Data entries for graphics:
_ _ _
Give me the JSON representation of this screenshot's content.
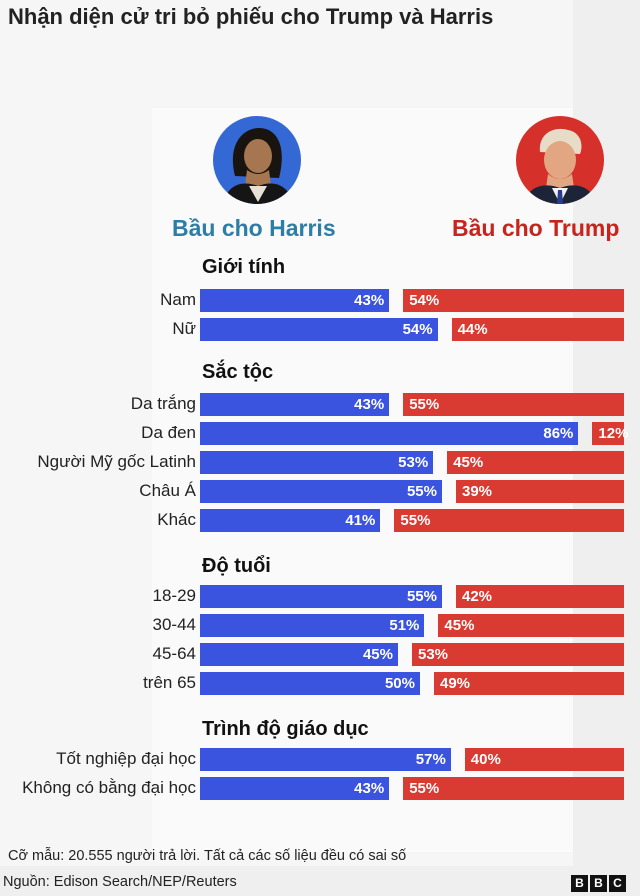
{
  "title": "Nhận diện cử tri bỏ phiếu cho Trump và Harris",
  "harris_label": "Bầu cho Harris",
  "trump_label": "Bầu cho Trump",
  "colors": {
    "harris": "#3a54e0",
    "trump": "#d93a32",
    "harris_text": "#2d7ea6",
    "trump_text": "#c8241c"
  },
  "chart_data": {
    "type": "bar",
    "orientation": "horizontal-diverging",
    "series": [
      {
        "name": "Bầu cho Harris",
        "color": "#3a54e0"
      },
      {
        "name": "Bầu cho Trump",
        "color": "#d93a32"
      }
    ],
    "groups": [
      {
        "title": "Giới tính",
        "rows": [
          {
            "label": "Nam",
            "harris": 43,
            "trump": 54
          },
          {
            "label": "Nữ",
            "harris": 54,
            "trump": 44
          }
        ]
      },
      {
        "title": "Sắc tộc",
        "rows": [
          {
            "label": "Da trắng",
            "harris": 43,
            "trump": 55
          },
          {
            "label": "Da đen",
            "harris": 86,
            "trump": 12
          },
          {
            "label": "Người Mỹ gốc Latinh",
            "harris": 53,
            "trump": 45
          },
          {
            "label": "Châu Á",
            "harris": 55,
            "trump": 39
          },
          {
            "label": "Khác",
            "harris": 41,
            "trump": 55
          }
        ]
      },
      {
        "title": "Độ tuổi",
        "rows": [
          {
            "label": "18-29",
            "harris": 55,
            "trump": 42
          },
          {
            "label": "30-44",
            "harris": 51,
            "trump": 45
          },
          {
            "label": "45-64",
            "harris": 45,
            "trump": 53
          },
          {
            "label": "trên 65",
            "harris": 50,
            "trump": 49
          }
        ]
      },
      {
        "title": "Trình độ giáo dục",
        "rows": [
          {
            "label": "Tốt nghiệp đại học",
            "harris": 57,
            "trump": 40
          },
          {
            "label": "Không có bằng đại học",
            "harris": 43,
            "trump": 55
          }
        ]
      }
    ],
    "xlim": [
      0,
      100
    ]
  },
  "note": "Cỡ mẫu: 20.555 người trả lời. Tất cả các số liệu đều có sai số",
  "source": "Nguồn: Edison Search/NEP/Reuters",
  "logo": [
    "B",
    "B",
    "C"
  ]
}
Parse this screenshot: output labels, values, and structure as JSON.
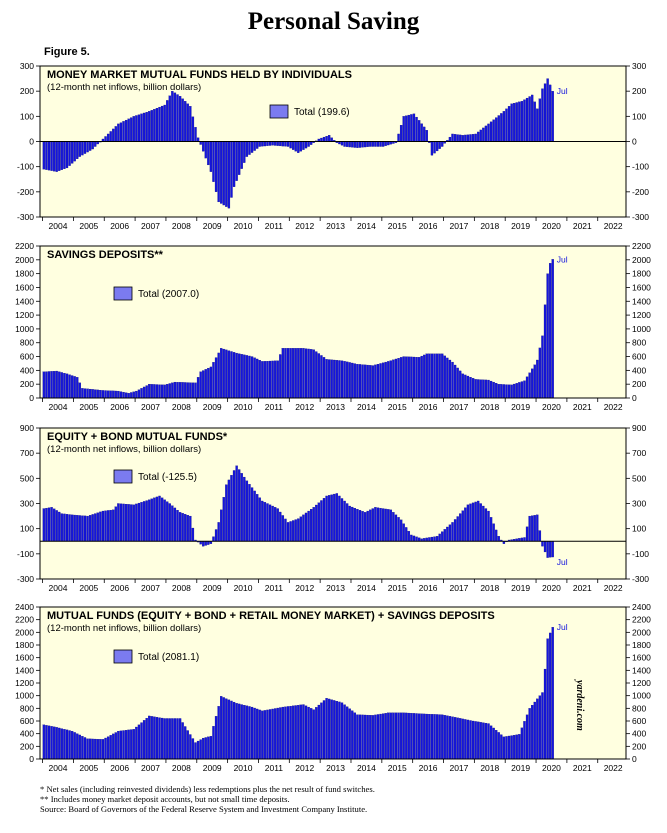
{
  "page": {
    "title": "Personal Saving",
    "figure_label": "Figure 5.",
    "watermark": "yardeni.com",
    "footnotes": [
      "* Net sales (including reinvested dividends) less redemptions plus the net result of fund switches.",
      "** Includes money market deposit accounts, but not small time deposits.",
      "Source: Board of Governors of the Federal Reserve System and Investment Company Institute."
    ]
  },
  "colors": {
    "panel_background": "#ffffe0",
    "bar_fill": "#1515dd",
    "bar_edge": "#00007a",
    "legend_swatch": "#7b7bf0",
    "last_label": "#1515dd"
  },
  "chart_data": [
    {
      "type": "bar",
      "title": "MONEY MARKET MUTUAL FUNDS HELD BY INDIVIDUALS",
      "subtitle": "(12-month net inflows, billion dollars)",
      "legend": "Total (199.6)",
      "last_label": "Jul",
      "ylim": [
        -300,
        300
      ],
      "yticks": [
        -300,
        -200,
        -100,
        0,
        100,
        200,
        300
      ],
      "xticks": [
        "2004",
        "2005",
        "2006",
        "2007",
        "2008",
        "2009",
        "2010",
        "2011",
        "2012",
        "2013",
        "2014",
        "2015",
        "2016",
        "2017",
        "2018",
        "2019",
        "2020",
        "2021",
        "2022"
      ],
      "x_start": "2003-12",
      "x_end": "2022-12",
      "start": "2004-01",
      "anchors": [
        [
          "2004-01",
          -110
        ],
        [
          "2004-06",
          -120
        ],
        [
          "2004-10",
          -105
        ],
        [
          "2005-03",
          -60
        ],
        [
          "2005-08",
          -30
        ],
        [
          "2005-12",
          10
        ],
        [
          "2006-06",
          70
        ],
        [
          "2006-12",
          100
        ],
        [
          "2007-06",
          120
        ],
        [
          "2007-12",
          145
        ],
        [
          "2008-03",
          200
        ],
        [
          "2008-06",
          180
        ],
        [
          "2008-10",
          140
        ],
        [
          "2009-01",
          15
        ],
        [
          "2009-06",
          -120
        ],
        [
          "2009-09",
          -240
        ],
        [
          "2010-01",
          -265
        ],
        [
          "2010-03",
          -180
        ],
        [
          "2010-08",
          -60
        ],
        [
          "2011-01",
          -20
        ],
        [
          "2011-06",
          -15
        ],
        [
          "2011-12",
          -20
        ],
        [
          "2012-04",
          -45
        ],
        [
          "2012-08",
          -20
        ],
        [
          "2012-12",
          10
        ],
        [
          "2013-04",
          25
        ],
        [
          "2013-07",
          -5
        ],
        [
          "2013-10",
          -20
        ],
        [
          "2014-03",
          -25
        ],
        [
          "2014-08",
          -20
        ],
        [
          "2015-01",
          -20
        ],
        [
          "2015-06",
          -5
        ],
        [
          "2015-09",
          100
        ],
        [
          "2016-01",
          110
        ],
        [
          "2016-06",
          45
        ],
        [
          "2016-08",
          -55
        ],
        [
          "2016-12",
          -20
        ],
        [
          "2017-04",
          30
        ],
        [
          "2017-08",
          25
        ],
        [
          "2018-01",
          30
        ],
        [
          "2018-06",
          70
        ],
        [
          "2018-12",
          120
        ],
        [
          "2019-03",
          150
        ],
        [
          "2019-07",
          160
        ],
        [
          "2019-11",
          185
        ],
        [
          "2020-01",
          130
        ],
        [
          "2020-03",
          210
        ],
        [
          "2020-05",
          250
        ],
        [
          "2020-07",
          200
        ]
      ]
    },
    {
      "type": "bar",
      "title": "SAVINGS DEPOSITS**",
      "subtitle": "",
      "legend": "Total (2007.0)",
      "last_label": "Jul",
      "ylim": [
        0,
        2200
      ],
      "yticks": [
        0,
        200,
        400,
        600,
        800,
        1000,
        1200,
        1400,
        1600,
        1800,
        2000,
        2200
      ],
      "xticks": [
        "2004",
        "2005",
        "2006",
        "2007",
        "2008",
        "2009",
        "2010",
        "2011",
        "2012",
        "2013",
        "2014",
        "2015",
        "2016",
        "2017",
        "2018",
        "2019",
        "2020",
        "2021",
        "2022"
      ],
      "x_start": "2003-12",
      "x_end": "2022-12",
      "start": "2004-01",
      "anchors": [
        [
          "2004-01",
          380
        ],
        [
          "2004-06",
          390
        ],
        [
          "2004-10",
          350
        ],
        [
          "2005-02",
          300
        ],
        [
          "2005-04",
          140
        ],
        [
          "2005-12",
          110
        ],
        [
          "2006-06",
          100
        ],
        [
          "2006-10",
          70
        ],
        [
          "2007-01",
          100
        ],
        [
          "2007-06",
          200
        ],
        [
          "2007-12",
          190
        ],
        [
          "2008-04",
          230
        ],
        [
          "2008-12",
          220
        ],
        [
          "2009-02",
          380
        ],
        [
          "2009-06",
          450
        ],
        [
          "2009-10",
          720
        ],
        [
          "2010-04",
          650
        ],
        [
          "2010-10",
          600
        ],
        [
          "2011-02",
          530
        ],
        [
          "2011-08",
          540
        ],
        [
          "2011-10",
          720
        ],
        [
          "2012-06",
          720
        ],
        [
          "2012-10",
          700
        ],
        [
          "2013-03",
          560
        ],
        [
          "2013-09",
          540
        ],
        [
          "2014-03",
          490
        ],
        [
          "2014-09",
          470
        ],
        [
          "2015-03",
          530
        ],
        [
          "2015-09",
          600
        ],
        [
          "2016-03",
          590
        ],
        [
          "2016-06",
          640
        ],
        [
          "2016-12",
          640
        ],
        [
          "2017-04",
          520
        ],
        [
          "2017-08",
          350
        ],
        [
          "2018-01",
          270
        ],
        [
          "2018-06",
          260
        ],
        [
          "2018-10",
          200
        ],
        [
          "2019-03",
          190
        ],
        [
          "2019-08",
          250
        ],
        [
          "2019-12",
          480
        ],
        [
          "2020-01",
          550
        ],
        [
          "2020-03",
          900
        ],
        [
          "2020-04",
          1350
        ],
        [
          "2020-05",
          1800
        ],
        [
          "2020-06",
          1950
        ],
        [
          "2020-07",
          2007
        ]
      ]
    },
    {
      "type": "bar",
      "title": "EQUITY + BOND MUTUAL FUNDS*",
      "subtitle": "(12-month net inflows, billion dollars)",
      "legend": "Total (-125.5)",
      "last_label": "Jul",
      "ylim": [
        -300,
        900
      ],
      "yticks": [
        -300,
        -100,
        100,
        300,
        500,
        700,
        900
      ],
      "xticks": [
        "2004",
        "2005",
        "2006",
        "2007",
        "2008",
        "2009",
        "2010",
        "2011",
        "2012",
        "2013",
        "2014",
        "2015",
        "2016",
        "2017",
        "2018",
        "2019",
        "2020",
        "2021",
        "2022"
      ],
      "x_start": "2003-12",
      "x_end": "2022-12",
      "start": "2004-01",
      "anchors": [
        [
          "2004-01",
          260
        ],
        [
          "2004-04",
          270
        ],
        [
          "2004-08",
          220
        ],
        [
          "2004-12",
          210
        ],
        [
          "2005-06",
          200
        ],
        [
          "2005-12",
          240
        ],
        [
          "2006-04",
          250
        ],
        [
          "2006-06",
          300
        ],
        [
          "2006-12",
          290
        ],
        [
          "2007-06",
          330
        ],
        [
          "2007-10",
          360
        ],
        [
          "2008-02",
          300
        ],
        [
          "2008-06",
          230
        ],
        [
          "2008-10",
          200
        ],
        [
          "2008-12",
          10
        ],
        [
          "2009-03",
          -40
        ],
        [
          "2009-06",
          -20
        ],
        [
          "2009-09",
          150
        ],
        [
          "2009-12",
          450
        ],
        [
          "2010-04",
          600
        ],
        [
          "2010-08",
          480
        ],
        [
          "2011-02",
          320
        ],
        [
          "2011-08",
          260
        ],
        [
          "2011-12",
          150
        ],
        [
          "2012-04",
          180
        ],
        [
          "2012-10",
          270
        ],
        [
          "2013-03",
          360
        ],
        [
          "2013-07",
          380
        ],
        [
          "2013-12",
          280
        ],
        [
          "2014-06",
          230
        ],
        [
          "2014-10",
          270
        ],
        [
          "2015-04",
          250
        ],
        [
          "2015-08",
          170
        ],
        [
          "2015-12",
          50
        ],
        [
          "2016-04",
          20
        ],
        [
          "2016-10",
          40
        ],
        [
          "2017-04",
          150
        ],
        [
          "2017-10",
          290
        ],
        [
          "2018-02",
          320
        ],
        [
          "2018-06",
          240
        ],
        [
          "2018-10",
          40
        ],
        [
          "2018-12",
          -20
        ],
        [
          "2019-02",
          10
        ],
        [
          "2019-08",
          30
        ],
        [
          "2019-10",
          200
        ],
        [
          "2020-01",
          210
        ],
        [
          "2020-03",
          -40
        ],
        [
          "2020-05",
          -130
        ],
        [
          "2020-07",
          -125.5
        ]
      ]
    },
    {
      "type": "bar",
      "title": "MUTUAL FUNDS (EQUITY + BOND + RETAIL MONEY MARKET) + SAVINGS DEPOSITS",
      "subtitle": "(12-month net inflows, billion dollars)",
      "legend": "Total (2081.1)",
      "last_label": "Jul",
      "ylim": [
        0,
        2400
      ],
      "yticks": [
        0,
        200,
        400,
        600,
        800,
        1000,
        1200,
        1400,
        1600,
        1800,
        2000,
        2200,
        2400
      ],
      "xticks": [
        "2004",
        "2005",
        "2006",
        "2007",
        "2008",
        "2009",
        "2010",
        "2011",
        "2012",
        "2013",
        "2014",
        "2015",
        "2016",
        "2017",
        "2018",
        "2019",
        "2020",
        "2021",
        "2022"
      ],
      "x_start": "2003-12",
      "x_end": "2022-12",
      "start": "2004-01",
      "anchors": [
        [
          "2004-01",
          540
        ],
        [
          "2004-06",
          500
        ],
        [
          "2004-12",
          440
        ],
        [
          "2005-06",
          320
        ],
        [
          "2005-12",
          310
        ],
        [
          "2006-06",
          440
        ],
        [
          "2006-12",
          470
        ],
        [
          "2007-06",
          680
        ],
        [
          "2007-12",
          640
        ],
        [
          "2008-06",
          640
        ],
        [
          "2008-12",
          260
        ],
        [
          "2009-03",
          330
        ],
        [
          "2009-06",
          360
        ],
        [
          "2009-10",
          990
        ],
        [
          "2010-04",
          880
        ],
        [
          "2010-10",
          820
        ],
        [
          "2011-02",
          760
        ],
        [
          "2011-10",
          820
        ],
        [
          "2012-06",
          860
        ],
        [
          "2012-10",
          780
        ],
        [
          "2013-03",
          960
        ],
        [
          "2013-09",
          890
        ],
        [
          "2014-03",
          700
        ],
        [
          "2014-09",
          690
        ],
        [
          "2015-03",
          730
        ],
        [
          "2015-09",
          730
        ],
        [
          "2016-06",
          710
        ],
        [
          "2016-12",
          700
        ],
        [
          "2017-06",
          650
        ],
        [
          "2017-12",
          600
        ],
        [
          "2018-06",
          560
        ],
        [
          "2018-12",
          350
        ],
        [
          "2019-06",
          390
        ],
        [
          "2019-10",
          800
        ],
        [
          "2020-01",
          950
        ],
        [
          "2020-03",
          1050
        ],
        [
          "2020-04",
          1420
        ],
        [
          "2020-05",
          1900
        ],
        [
          "2020-07",
          2081.1
        ]
      ]
    }
  ]
}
_ _ _
[Problem to work on]
All lines above with "FUNDS" in them should be returned.

[Written reply]
      "title": "MONEY MARKET MUTUAL FUNDS HELD BY INDIVIDUALS",
      "title": "EQUITY + BOND MUTUAL FUNDS*",
      "title": "MUTUAL FUNDS (EQUITY + BOND + RETAIL MONEY MARKET) + SAVINGS DEPOSITS",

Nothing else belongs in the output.